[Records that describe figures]

------------------------

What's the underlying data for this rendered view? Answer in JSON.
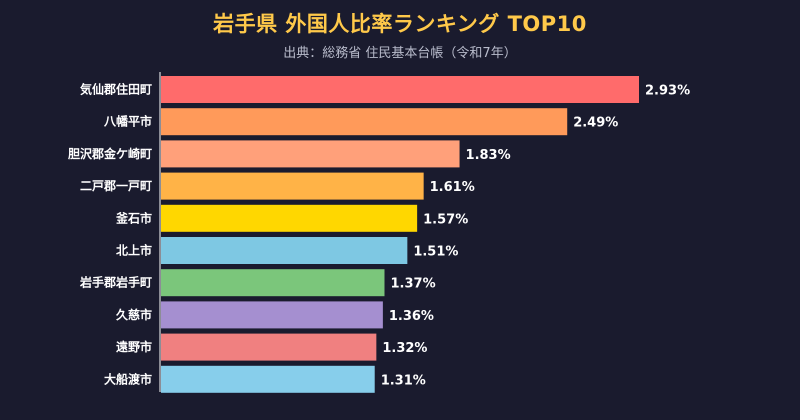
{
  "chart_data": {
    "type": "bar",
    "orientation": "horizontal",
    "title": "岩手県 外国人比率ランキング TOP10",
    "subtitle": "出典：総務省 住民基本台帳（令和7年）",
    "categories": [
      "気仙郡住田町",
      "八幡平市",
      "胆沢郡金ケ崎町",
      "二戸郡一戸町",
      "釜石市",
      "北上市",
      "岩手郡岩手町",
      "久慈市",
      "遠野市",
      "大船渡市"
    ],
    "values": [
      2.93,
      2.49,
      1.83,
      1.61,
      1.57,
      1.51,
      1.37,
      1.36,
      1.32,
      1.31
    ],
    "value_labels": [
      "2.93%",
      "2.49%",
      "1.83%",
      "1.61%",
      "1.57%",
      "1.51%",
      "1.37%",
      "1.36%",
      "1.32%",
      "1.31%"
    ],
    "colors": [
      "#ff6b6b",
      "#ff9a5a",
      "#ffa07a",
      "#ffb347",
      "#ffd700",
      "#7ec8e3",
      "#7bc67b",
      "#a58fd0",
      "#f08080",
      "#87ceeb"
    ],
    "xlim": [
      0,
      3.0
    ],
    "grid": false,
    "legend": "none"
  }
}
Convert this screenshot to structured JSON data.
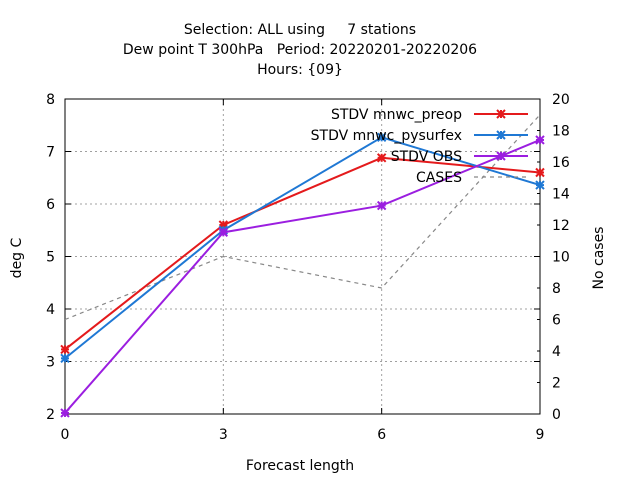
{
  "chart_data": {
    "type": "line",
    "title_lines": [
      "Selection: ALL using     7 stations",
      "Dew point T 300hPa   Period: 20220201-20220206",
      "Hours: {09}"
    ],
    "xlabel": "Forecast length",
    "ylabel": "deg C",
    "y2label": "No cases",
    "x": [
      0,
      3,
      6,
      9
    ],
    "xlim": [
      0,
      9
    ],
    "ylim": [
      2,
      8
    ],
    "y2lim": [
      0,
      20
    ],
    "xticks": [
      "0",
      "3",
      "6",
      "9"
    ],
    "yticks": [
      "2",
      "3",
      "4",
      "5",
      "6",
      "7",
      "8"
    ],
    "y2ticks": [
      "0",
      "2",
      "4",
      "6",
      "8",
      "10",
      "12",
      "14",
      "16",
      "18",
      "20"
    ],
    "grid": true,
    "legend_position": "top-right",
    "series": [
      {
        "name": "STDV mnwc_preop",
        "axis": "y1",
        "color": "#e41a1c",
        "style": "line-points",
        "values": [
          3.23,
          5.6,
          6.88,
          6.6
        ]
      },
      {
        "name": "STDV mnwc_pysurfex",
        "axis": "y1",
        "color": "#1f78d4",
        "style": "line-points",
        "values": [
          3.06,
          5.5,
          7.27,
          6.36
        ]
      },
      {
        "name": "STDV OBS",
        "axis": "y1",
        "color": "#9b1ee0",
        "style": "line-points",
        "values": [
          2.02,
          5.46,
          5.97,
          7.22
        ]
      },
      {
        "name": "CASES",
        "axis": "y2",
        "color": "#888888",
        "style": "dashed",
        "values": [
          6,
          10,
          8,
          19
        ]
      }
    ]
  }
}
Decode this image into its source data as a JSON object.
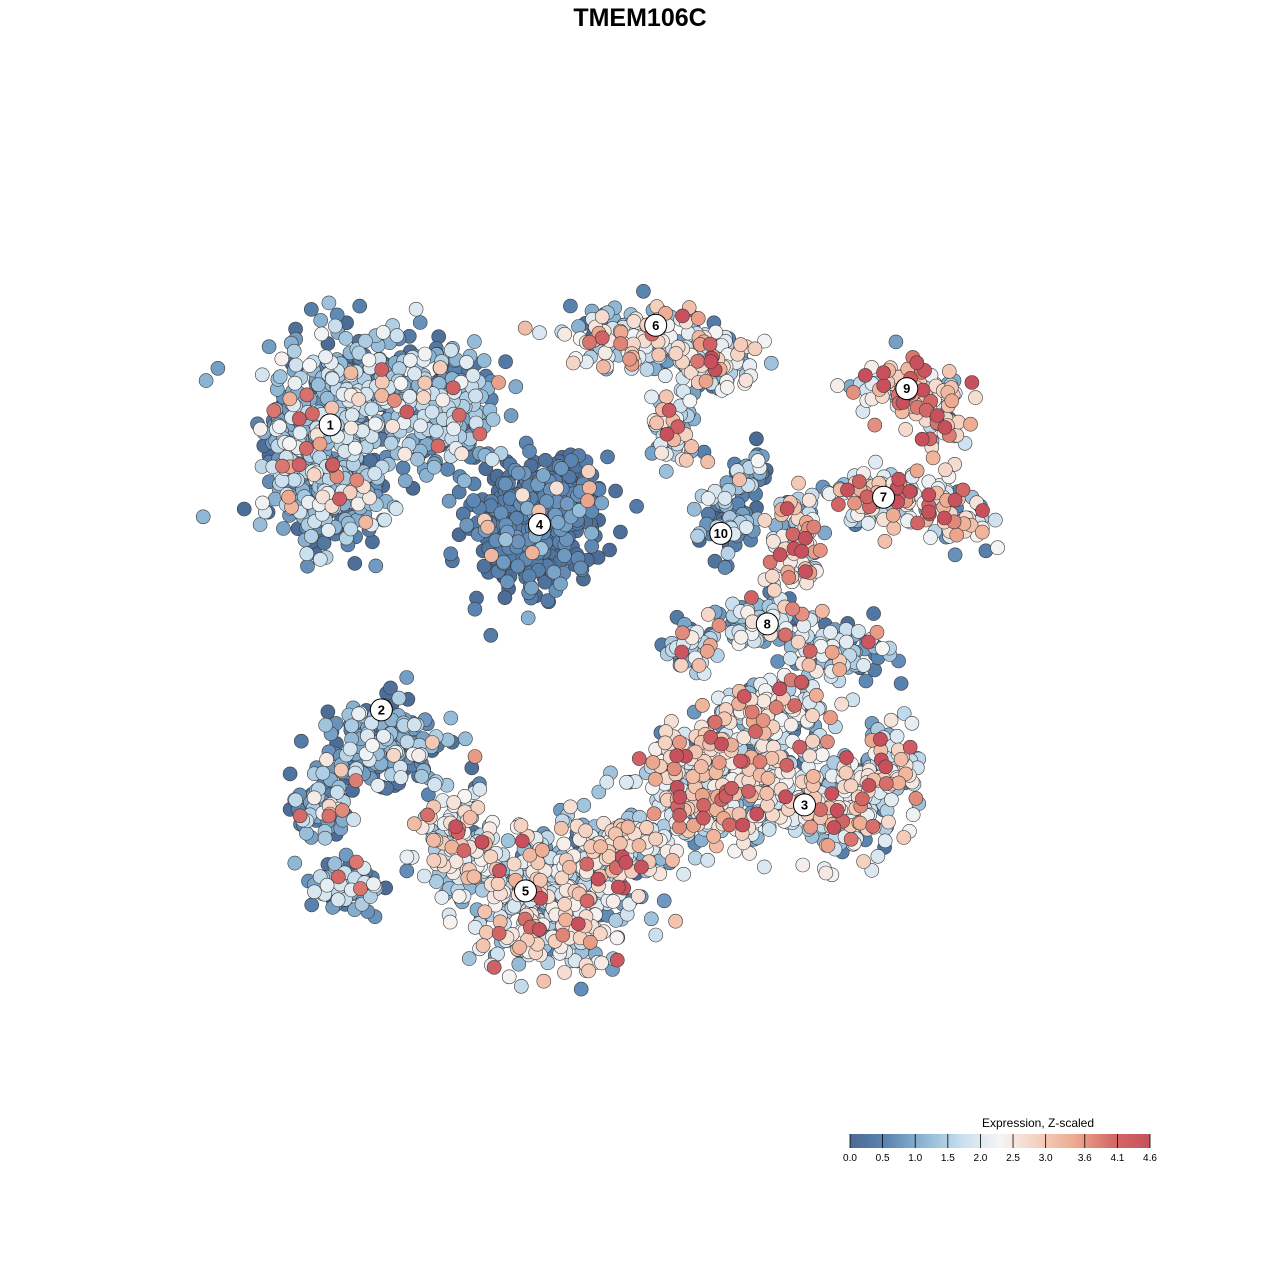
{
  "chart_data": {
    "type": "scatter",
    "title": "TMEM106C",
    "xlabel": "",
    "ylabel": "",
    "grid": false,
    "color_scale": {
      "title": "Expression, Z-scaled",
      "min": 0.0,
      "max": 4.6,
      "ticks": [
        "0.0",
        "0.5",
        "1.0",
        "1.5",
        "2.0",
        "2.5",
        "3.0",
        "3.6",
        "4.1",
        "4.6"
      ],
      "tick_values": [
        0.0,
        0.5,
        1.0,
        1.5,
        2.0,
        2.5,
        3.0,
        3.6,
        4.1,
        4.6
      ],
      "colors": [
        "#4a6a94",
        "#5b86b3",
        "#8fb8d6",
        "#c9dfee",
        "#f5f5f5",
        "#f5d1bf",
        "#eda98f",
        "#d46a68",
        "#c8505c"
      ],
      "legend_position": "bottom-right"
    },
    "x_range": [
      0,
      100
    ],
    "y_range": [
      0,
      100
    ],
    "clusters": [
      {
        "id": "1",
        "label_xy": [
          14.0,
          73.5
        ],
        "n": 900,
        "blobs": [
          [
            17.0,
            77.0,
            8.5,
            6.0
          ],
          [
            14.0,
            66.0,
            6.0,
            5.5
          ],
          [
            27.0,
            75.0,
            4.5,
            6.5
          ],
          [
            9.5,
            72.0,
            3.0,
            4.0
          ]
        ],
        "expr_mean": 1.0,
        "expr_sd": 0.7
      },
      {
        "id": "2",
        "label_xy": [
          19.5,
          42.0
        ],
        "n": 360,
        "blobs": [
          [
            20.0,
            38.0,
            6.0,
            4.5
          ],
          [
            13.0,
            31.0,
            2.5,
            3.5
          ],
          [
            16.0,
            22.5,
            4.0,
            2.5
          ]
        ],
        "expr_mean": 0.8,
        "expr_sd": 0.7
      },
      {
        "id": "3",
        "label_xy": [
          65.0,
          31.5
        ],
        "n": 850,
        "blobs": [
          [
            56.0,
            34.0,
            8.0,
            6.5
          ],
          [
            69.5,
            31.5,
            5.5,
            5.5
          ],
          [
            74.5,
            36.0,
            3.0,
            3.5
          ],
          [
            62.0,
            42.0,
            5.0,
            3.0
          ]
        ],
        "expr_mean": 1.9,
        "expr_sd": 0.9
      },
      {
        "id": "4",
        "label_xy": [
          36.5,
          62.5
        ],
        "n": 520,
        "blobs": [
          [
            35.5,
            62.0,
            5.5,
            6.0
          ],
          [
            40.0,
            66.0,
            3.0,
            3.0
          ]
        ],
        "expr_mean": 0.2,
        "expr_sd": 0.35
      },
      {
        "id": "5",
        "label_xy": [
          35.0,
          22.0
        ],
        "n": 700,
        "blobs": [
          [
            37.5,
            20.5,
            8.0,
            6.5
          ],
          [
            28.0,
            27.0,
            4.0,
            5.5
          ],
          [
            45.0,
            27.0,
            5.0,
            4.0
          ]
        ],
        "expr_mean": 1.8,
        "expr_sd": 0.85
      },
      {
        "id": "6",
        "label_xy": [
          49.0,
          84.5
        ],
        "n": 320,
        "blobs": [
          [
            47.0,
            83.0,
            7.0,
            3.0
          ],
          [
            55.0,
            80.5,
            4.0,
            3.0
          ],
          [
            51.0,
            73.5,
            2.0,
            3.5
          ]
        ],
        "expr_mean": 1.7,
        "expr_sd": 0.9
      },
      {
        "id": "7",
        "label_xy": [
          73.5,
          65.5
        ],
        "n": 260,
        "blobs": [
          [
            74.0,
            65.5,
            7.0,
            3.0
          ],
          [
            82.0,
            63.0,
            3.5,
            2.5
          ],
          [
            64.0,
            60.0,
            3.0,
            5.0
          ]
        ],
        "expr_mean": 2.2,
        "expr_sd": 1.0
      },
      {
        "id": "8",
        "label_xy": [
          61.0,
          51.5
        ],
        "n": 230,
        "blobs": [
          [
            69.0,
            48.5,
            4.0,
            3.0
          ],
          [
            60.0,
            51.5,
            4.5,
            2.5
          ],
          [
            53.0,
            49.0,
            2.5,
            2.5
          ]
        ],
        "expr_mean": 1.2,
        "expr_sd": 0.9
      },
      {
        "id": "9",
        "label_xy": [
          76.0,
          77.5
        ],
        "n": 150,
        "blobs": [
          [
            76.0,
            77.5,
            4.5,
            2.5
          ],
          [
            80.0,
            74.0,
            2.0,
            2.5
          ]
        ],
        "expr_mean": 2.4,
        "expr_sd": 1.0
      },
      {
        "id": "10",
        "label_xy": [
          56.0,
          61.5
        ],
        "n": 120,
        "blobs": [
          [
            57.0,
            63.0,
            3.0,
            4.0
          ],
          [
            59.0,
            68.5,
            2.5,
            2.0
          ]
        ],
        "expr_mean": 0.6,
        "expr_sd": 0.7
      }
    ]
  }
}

------------------------

Transcribe the material exactly, keeping every word and none of the pictures.

* THE RESULT:
What's the underlying data for this rendered view? Answer in JSON.
{
  "chart_data": {
    "type": "bar",
    "orientation": "horizontal",
    "title": "岩手県 外国人比率ランキング TOP10",
    "subtitle": "出典：総務省 住民基本台帳（令和7年）",
    "categories": [
      "気仙郡住田町",
      "八幡平市",
      "胆沢郡金ケ崎町",
      "二戸郡一戸町",
      "釜石市",
      "北上市",
      "岩手郡岩手町",
      "久慈市",
      "遠野市",
      "大船渡市"
    ],
    "values": [
      2.93,
      2.49,
      1.83,
      1.61,
      1.57,
      1.51,
      1.37,
      1.36,
      1.32,
      1.31
    ],
    "value_labels": [
      "2.93%",
      "2.49%",
      "1.83%",
      "1.61%",
      "1.57%",
      "1.51%",
      "1.37%",
      "1.36%",
      "1.32%",
      "1.31%"
    ],
    "colors": [
      "#ff6b6b",
      "#ff9a5a",
      "#ffa07a",
      "#ffb347",
      "#ffd700",
      "#7ec8e3",
      "#7bc67b",
      "#a58fd0",
      "#f08080",
      "#87ceeb"
    ],
    "xlim": [
      0,
      3.0
    ],
    "grid": false,
    "legend": "none"
  }
}
Convert this screenshot to structured JSON data.
{
  "chart_data": {
    "type": "line",
    "title_lines": [
      "Selection: ALL using     7 stations",
      "Dew point T 300hPa   Period: 20220201-20220206",
      "Hours: {09}"
    ],
    "xlabel": "Forecast length",
    "ylabel": "deg C",
    "y2label": "No cases",
    "x": [
      0,
      3,
      6,
      9
    ],
    "xlim": [
      0,
      9
    ],
    "ylim": [
      2,
      8
    ],
    "y2lim": [
      0,
      20
    ],
    "xticks": [
      "0",
      "3",
      "6",
      "9"
    ],
    "yticks": [
      "2",
      "3",
      "4",
      "5",
      "6",
      "7",
      "8"
    ],
    "y2ticks": [
      "0",
      "2",
      "4",
      "6",
      "8",
      "10",
      "12",
      "14",
      "16",
      "18",
      "20"
    ],
    "grid": true,
    "legend_position": "top-right",
    "series": [
      {
        "name": "STDV mnwc_preop",
        "axis": "y1",
        "color": "#e41a1c",
        "style": "line-points",
        "values": [
          3.23,
          5.6,
          6.88,
          6.6
        ]
      },
      {
        "name": "STDV mnwc_pysurfex",
        "axis": "y1",
        "color": "#1f78d4",
        "style": "line-points",
        "values": [
          3.06,
          5.5,
          7.27,
          6.36
        ]
      },
      {
        "name": "STDV OBS",
        "axis": "y1",
        "color": "#9b1ee0",
        "style": "line-points",
        "values": [
          2.02,
          5.46,
          5.97,
          7.22
        ]
      },
      {
        "name": "CASES",
        "axis": "y2",
        "color": "#888888",
        "style": "dashed",
        "values": [
          6,
          10,
          8,
          19
        ]
      }
    ]
  }
}
Decode this image into its source data as a JSON object.
{
  "chart_data": {
    "type": "scatter",
    "title": "TMEM106C",
    "xlabel": "",
    "ylabel": "",
    "grid": false,
    "color_scale": {
      "title": "Expression, Z-scaled",
      "min": 0.0,
      "max": 4.6,
      "ticks": [
        "0.0",
        "0.5",
        "1.0",
        "1.5",
        "2.0",
        "2.5",
        "3.0",
        "3.6",
        "4.1",
        "4.6"
      ],
      "tick_values": [
        0.0,
        0.5,
        1.0,
        1.5,
        2.0,
        2.5,
        3.0,
        3.6,
        4.1,
        4.6
      ],
      "colors": [
        "#4a6a94",
        "#5b86b3",
        "#8fb8d6",
        "#c9dfee",
        "#f5f5f5",
        "#f5d1bf",
        "#eda98f",
        "#d46a68",
        "#c8505c"
      ],
      "legend_position": "bottom-right"
    },
    "x_range": [
      0,
      100
    ],
    "y_range": [
      0,
      100
    ],
    "clusters": [
      {
        "id": "1",
        "label_xy": [
          14.0,
          73.5
        ],
        "n": 900,
        "blobs": [
          [
            17.0,
            77.0,
            8.5,
            6.0
          ],
          [
            14.0,
            66.0,
            6.0,
            5.5
          ],
          [
            27.0,
            75.0,
            4.5,
            6.5
          ],
          [
            9.5,
            72.0,
            3.0,
            4.0
          ]
        ],
        "expr_mean": 1.0,
        "expr_sd": 0.7
      },
      {
        "id": "2",
        "label_xy": [
          19.5,
          42.0
        ],
        "n": 360,
        "blobs": [
          [
            20.0,
            38.0,
            6.0,
            4.5
          ],
          [
            13.0,
            31.0,
            2.5,
            3.5
          ],
          [
            16.0,
            22.5,
            4.0,
            2.5
          ]
        ],
        "expr_mean": 0.8,
        "expr_sd": 0.7
      },
      {
        "id": "3",
        "label_xy": [
          65.0,
          31.5
        ],
        "n": 850,
        "blobs": [
          [
            56.0,
            34.0,
            8.0,
            6.5
          ],
          [
            69.5,
            31.5,
            5.5,
            5.5
          ],
          [
            74.5,
            36.0,
            3.0,
            3.5
          ],
          [
            62.0,
            42.0,
            5.0,
            3.0
          ]
        ],
        "expr_mean": 1.9,
        "expr_sd": 0.9
      },
      {
        "id": "4",
        "label_xy": [
          36.5,
          62.5
        ],
        "n": 520,
        "blobs": [
          [
            35.5,
            62.0,
            5.5,
            6.0
          ],
          [
            40.0,
            66.0,
            3.0,
            3.0
          ]
        ],
        "expr_mean": 0.2,
        "expr_sd": 0.35
      },
      {
        "id": "5",
        "label_xy": [
          35.0,
          22.0
        ],
        "n": 700,
        "blobs": [
          [
            37.5,
            20.5,
            8.0,
            6.5
          ],
          [
            28.0,
            27.0,
            4.0,
            5.5
          ],
          [
            45.0,
            27.0,
            5.0,
            4.0
          ]
        ],
        "expr_mean": 1.8,
        "expr_sd": 0.85
      },
      {
        "id": "6",
        "label_xy": [
          49.0,
          84.5
        ],
        "n": 320,
        "blobs": [
          [
            47.0,
            83.0,
            7.0,
            3.0
          ],
          [
            55.0,
            80.5,
            4.0,
            3.0
          ],
          [
            51.0,
            73.5,
            2.0,
            3.5
          ]
        ],
        "expr_mean": 1.7,
        "expr_sd": 0.9
      },
      {
        "id": "7",
        "label_xy": [
          73.5,
          65.5
        ],
        "n": 260,
        "blobs": [
          [
            74.0,
            65.5,
            7.0,
            3.0
          ],
          [
            82.0,
            63.0,
            3.5,
            2.5
          ],
          [
            64.0,
            60.0,
            3.0,
            5.0
          ]
        ],
        "expr_mean": 2.2,
        "expr_sd": 1.0
      },
      {
        "id": "8",
        "label_xy": [
          61.0,
          51.5
        ],
        "n": 230,
        "blobs": [
          [
            69.0,
            48.5,
            4.0,
            3.0
          ],
          [
            60.0,
            51.5,
            4.5,
            2.5
          ],
          [
            53.0,
            49.0,
            2.5,
            2.5
          ]
        ],
        "expr_mean": 1.2,
        "expr_sd": 0.9
      },
      {
        "id": "9",
        "label_xy": [
          76.0,
          77.5
        ],
        "n": 150,
        "blobs": [
          [
            76.0,
            77.5,
            4.5,
            2.5
          ],
          [
            80.0,
            74.0,
            2.0,
            2.5
          ]
        ],
        "expr_mean": 2.4,
        "expr_sd": 1.0
      },
      {
        "id": "10",
        "label_xy": [
          56.0,
          61.5
        ],
        "n": 120,
        "blobs": [
          [
            57.0,
            63.0,
            3.0,
            4.0
          ],
          [
            59.0,
            68.5,
            2.5,
            2.0
          ]
        ],
        "expr_mean": 0.6,
        "expr_sd": 0.7
      }
    ]
  }
}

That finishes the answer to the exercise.